■ Input material:

>>>>

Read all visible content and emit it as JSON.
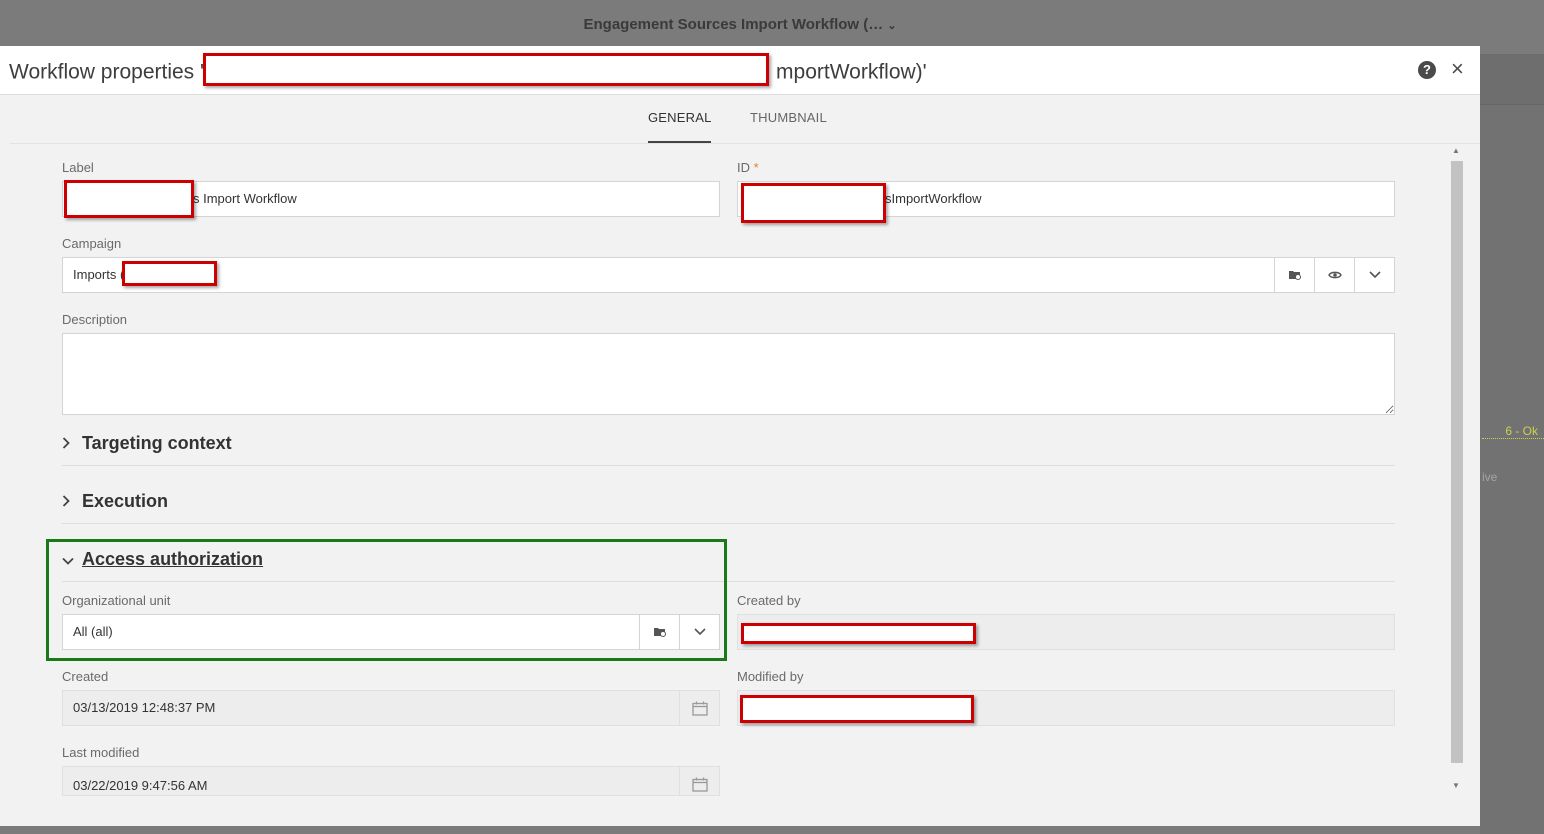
{
  "background": {
    "window_title": "Engagement Sources Import Workflow (…",
    "status_ok": "6 - Ok",
    "partial_text": "ive"
  },
  "dialog": {
    "title_prefix": "Workflow properties 'E",
    "title_suffix": "mportWorkflow)'",
    "help_symbol": "?",
    "close_symbol": "×"
  },
  "tabs": [
    {
      "label": "GENERAL",
      "active": true
    },
    {
      "label": "THUMBNAIL",
      "active": false
    }
  ],
  "form": {
    "label": {
      "label": "Label",
      "value": "s Import Workflow"
    },
    "id": {
      "label": "ID",
      "required_mark": "*",
      "value": "sImportWorkflow"
    },
    "campaign": {
      "label": "Campaign",
      "value": "Imports ("
    },
    "description": {
      "label": "Description",
      "value": ""
    },
    "sections": {
      "targeting": "Targeting context",
      "execution": "Execution",
      "access": "Access authorization"
    },
    "org_unit": {
      "label": "Organizational unit",
      "value": "All (all)"
    },
    "created_by": {
      "label": "Created by",
      "value": ""
    },
    "created": {
      "label": "Created",
      "value": "03/13/2019 12:48:37 PM"
    },
    "modified_by": {
      "label": "Modified by",
      "value": ""
    },
    "last_modified": {
      "label": "Last modified",
      "value": "03/22/2019 9:47:56 AM"
    }
  },
  "colors": {
    "redaction": "#cc0000",
    "highlight": "#1a7a1a",
    "required": "#e67e22"
  }
}
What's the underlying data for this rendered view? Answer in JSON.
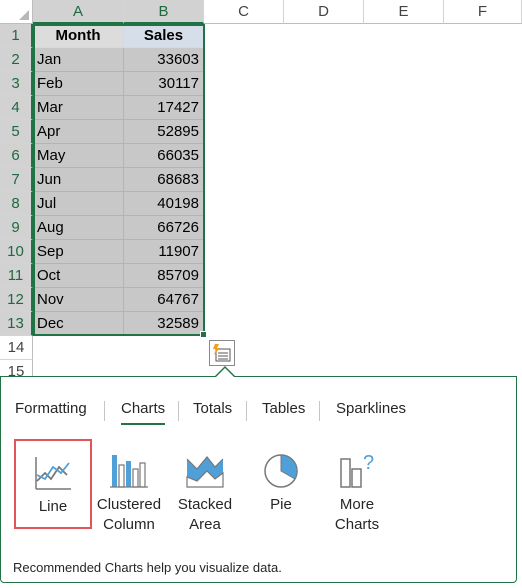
{
  "columns": [
    "A",
    "B",
    "C",
    "D",
    "E",
    "F"
  ],
  "rows": [
    "1",
    "2",
    "3",
    "4",
    "5",
    "6",
    "7",
    "8",
    "9",
    "10",
    "11",
    "12",
    "13",
    "14",
    "15"
  ],
  "table": {
    "headers": [
      "Month",
      "Sales"
    ],
    "data": [
      [
        "Jan",
        "33603"
      ],
      [
        "Feb",
        "30117"
      ],
      [
        "Mar",
        "17427"
      ],
      [
        "Apr",
        "52895"
      ],
      [
        "May",
        "66035"
      ],
      [
        "Jun",
        "68683"
      ],
      [
        "Jul",
        "40198"
      ],
      [
        "Aug",
        "66726"
      ],
      [
        "Sep",
        "11907"
      ],
      [
        "Oct",
        "85709"
      ],
      [
        "Nov",
        "64767"
      ],
      [
        "Dec",
        "32589"
      ]
    ]
  },
  "quick_analysis": {
    "tabs": [
      "Formatting",
      "Charts",
      "Totals",
      "Tables",
      "Sparklines"
    ],
    "active_tab": "Charts",
    "options": [
      {
        "label": "Line",
        "icon": "line-chart-icon"
      },
      {
        "label": "Clustered\nColumn",
        "icon": "clustered-column-icon"
      },
      {
        "label": "Stacked\nArea",
        "icon": "stacked-area-icon"
      },
      {
        "label": "Pie",
        "icon": "pie-chart-icon"
      },
      {
        "label": "More\nCharts",
        "icon": "more-charts-icon"
      }
    ],
    "selected_option": "Line",
    "footer": "Recommended Charts help you visualize data."
  },
  "colors": {
    "accent_green": "#217346",
    "selection_red": "#e0555a",
    "icon_blue": "#4f9fd8"
  }
}
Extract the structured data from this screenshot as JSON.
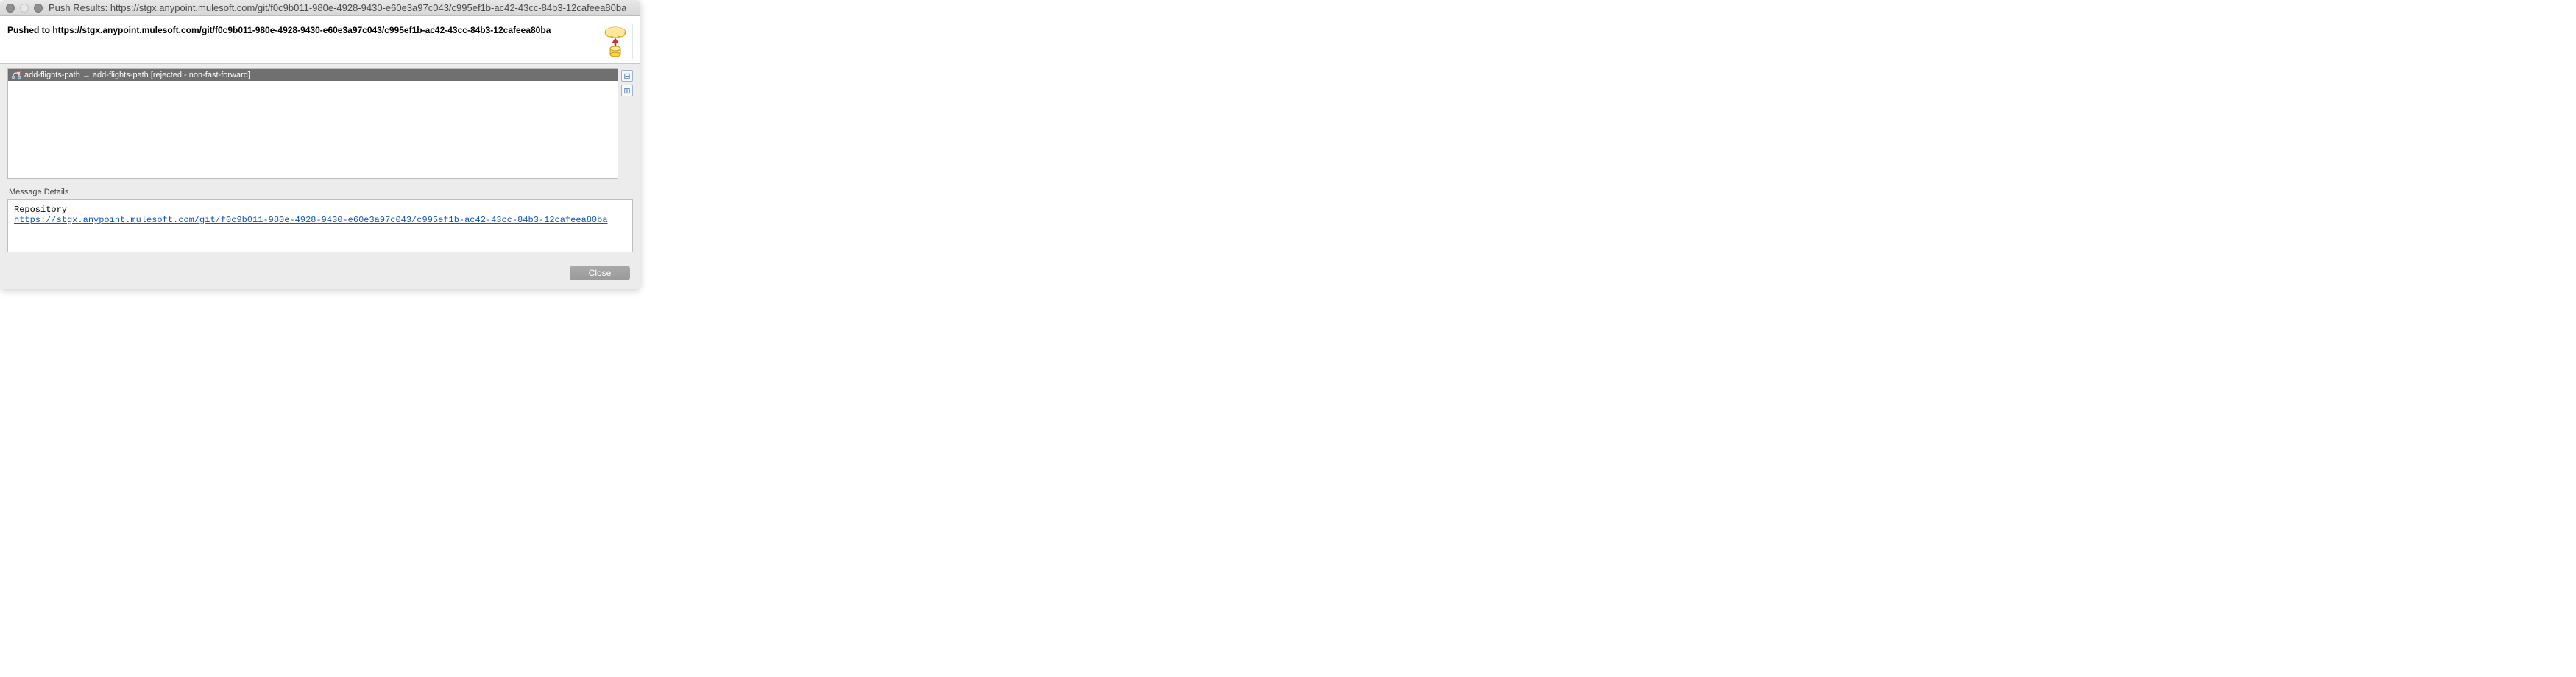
{
  "window": {
    "title": "Push Results: https://stgx.anypoint.mulesoft.com/git/f0c9b011-980e-4928-9430-e60e3a97c043/c995ef1b-ac42-43cc-84b3-12cafeea80ba"
  },
  "header": {
    "text": "Pushed to https://stgx.anypoint.mulesoft.com/git/f0c9b011-980e-4928-9430-e60e3a97c043/c995ef1b-ac42-43cc-84b3-12cafeea80ba"
  },
  "results": {
    "items": [
      {
        "text": "add-flights-path → add-flights-path [rejected - non-fast-forward]"
      }
    ]
  },
  "sideButtons": {
    "collapse": "⊟",
    "expand": "⊞"
  },
  "details": {
    "sectionLabel": "Message Details",
    "repoLabel": "Repository",
    "repoUrl": "https://stgx.anypoint.mulesoft.com/git/f0c9b011-980e-4928-9430-e60e3a97c043/c995ef1b-ac42-43cc-84b3-12cafeea80ba"
  },
  "buttons": {
    "close": "Close"
  }
}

<<<<

■ The request:
Every line from the one containing "Extract the structured" through the last line of the data is to be retyped exactly, with nothing added and no pictures included.

■ Exercise response:
Extract the structured data from this screenshot as JSON.
{
  "window": {
    "title": "Push Results: https://stgx.anypoint.mulesoft.com/git/f0c9b011-980e-4928-9430-e60e3a97c043/c995ef1b-ac42-43cc-84b3-12cafeea80ba"
  },
  "header": {
    "text": "Pushed to https://stgx.anypoint.mulesoft.com/git/f0c9b011-980e-4928-9430-e60e3a97c043/c995ef1b-ac42-43cc-84b3-12cafeea80ba"
  },
  "results": {
    "items": [
      {
        "text": "add-flights-path → add-flights-path [rejected - non-fast-forward]"
      }
    ]
  },
  "sideButtons": {
    "collapse": "⊟",
    "expand": "⊞"
  },
  "details": {
    "sectionLabel": "Message Details",
    "repoLabel": "Repository",
    "repoUrl": "https://stgx.anypoint.mulesoft.com/git/f0c9b011-980e-4928-9430-e60e3a97c043/c995ef1b-ac42-43cc-84b3-12cafeea80ba"
  },
  "buttons": {
    "close": "Close"
  }
}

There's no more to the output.